> **Problem description**: Copy out the listing that follows, exact in every word, and skip the images.

Items from a data source
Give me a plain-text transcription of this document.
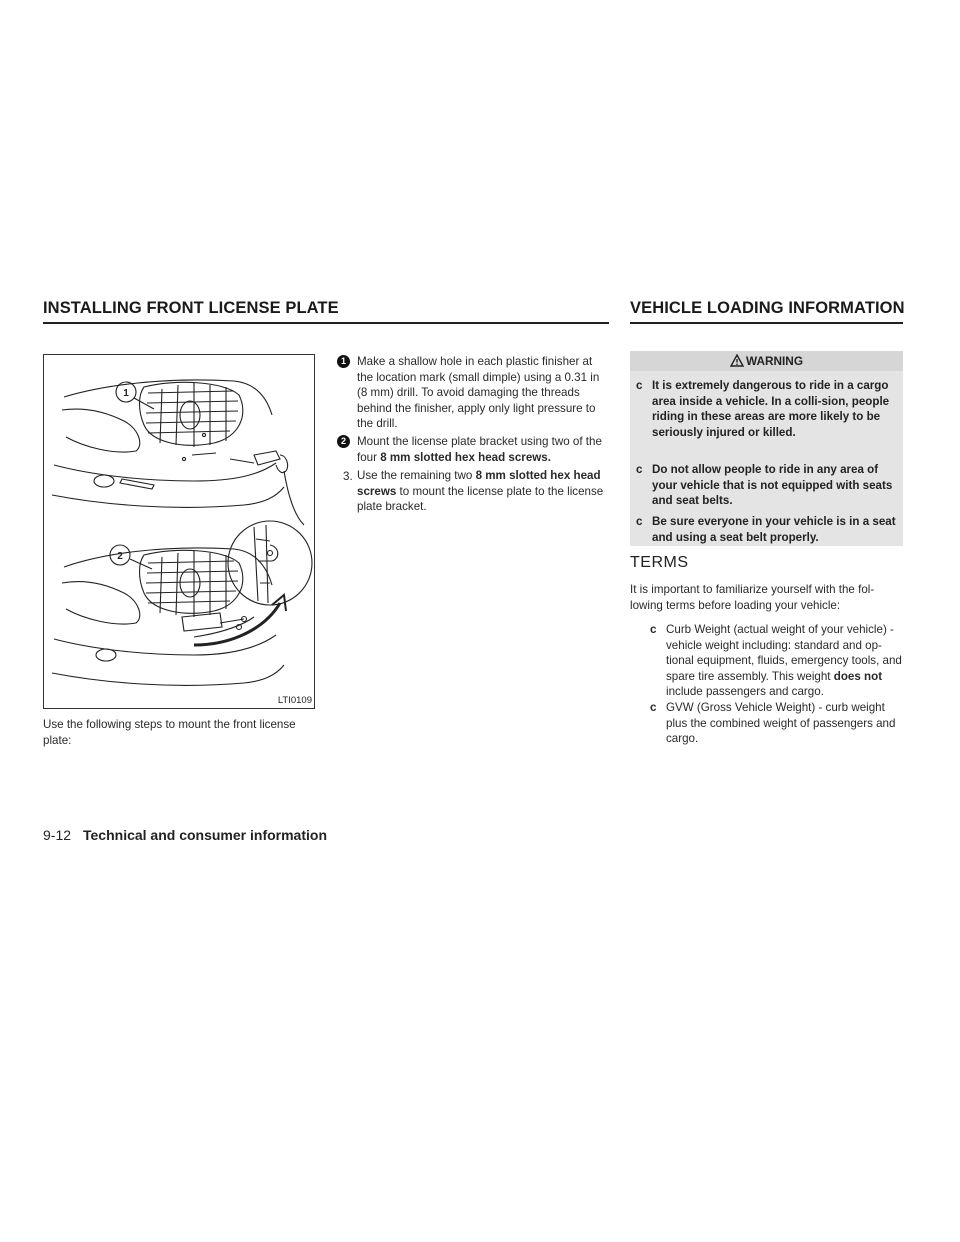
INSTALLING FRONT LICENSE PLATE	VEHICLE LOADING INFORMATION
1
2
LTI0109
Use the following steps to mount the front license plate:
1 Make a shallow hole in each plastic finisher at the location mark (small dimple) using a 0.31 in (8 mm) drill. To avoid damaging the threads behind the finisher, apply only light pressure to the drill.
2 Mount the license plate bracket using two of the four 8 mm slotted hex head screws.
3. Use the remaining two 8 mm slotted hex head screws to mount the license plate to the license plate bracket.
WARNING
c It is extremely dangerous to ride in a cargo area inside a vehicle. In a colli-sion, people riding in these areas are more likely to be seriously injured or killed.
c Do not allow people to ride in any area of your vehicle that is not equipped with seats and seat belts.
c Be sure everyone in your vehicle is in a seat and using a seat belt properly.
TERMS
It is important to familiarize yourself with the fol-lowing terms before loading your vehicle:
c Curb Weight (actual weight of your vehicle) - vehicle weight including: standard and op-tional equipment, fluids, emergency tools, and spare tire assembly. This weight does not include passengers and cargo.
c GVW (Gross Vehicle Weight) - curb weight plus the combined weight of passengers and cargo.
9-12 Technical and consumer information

> **Exercise output**:
Give me a plain-text transcription of this document.
INSTALLING FRONT LICENSE PLATE	VEHICLE LOADING INFORMATION
1
2
LTI0109
Use the following steps to mount the front license plate:
1 Make a shallow hole in each plastic finisher at the location mark (small dimple) using a 0.31 in (8 mm) drill. To avoid damaging the threads behind the finisher, apply only light pressure to the drill.
2 Mount the license plate bracket using two of the four 8 mm slotted hex head screws.
3. Use the remaining two 8 mm slotted hex head screws to mount the license plate to the license plate bracket.
WARNING
c It is extremely dangerous to ride in a cargo area inside a vehicle. In a colli-sion, people riding in these areas are more likely to be seriously injured or killed.
c Do not allow people to ride in any area of your vehicle that is not equipped with seats and seat belts.
c Be sure everyone in your vehicle is in a seat and using a seat belt properly.
TERMS
It is important to familiarize yourself with the fol-lowing terms before loading your vehicle:
c Curb Weight (actual weight of your vehicle) - vehicle weight including: standard and op-tional equipment, fluids, emergency tools, and spare tire assembly. This weight does not include passengers and cargo.
c GVW (Gross Vehicle Weight) - curb weight plus the combined weight of passengers and cargo.
9-12 Technical and consumer information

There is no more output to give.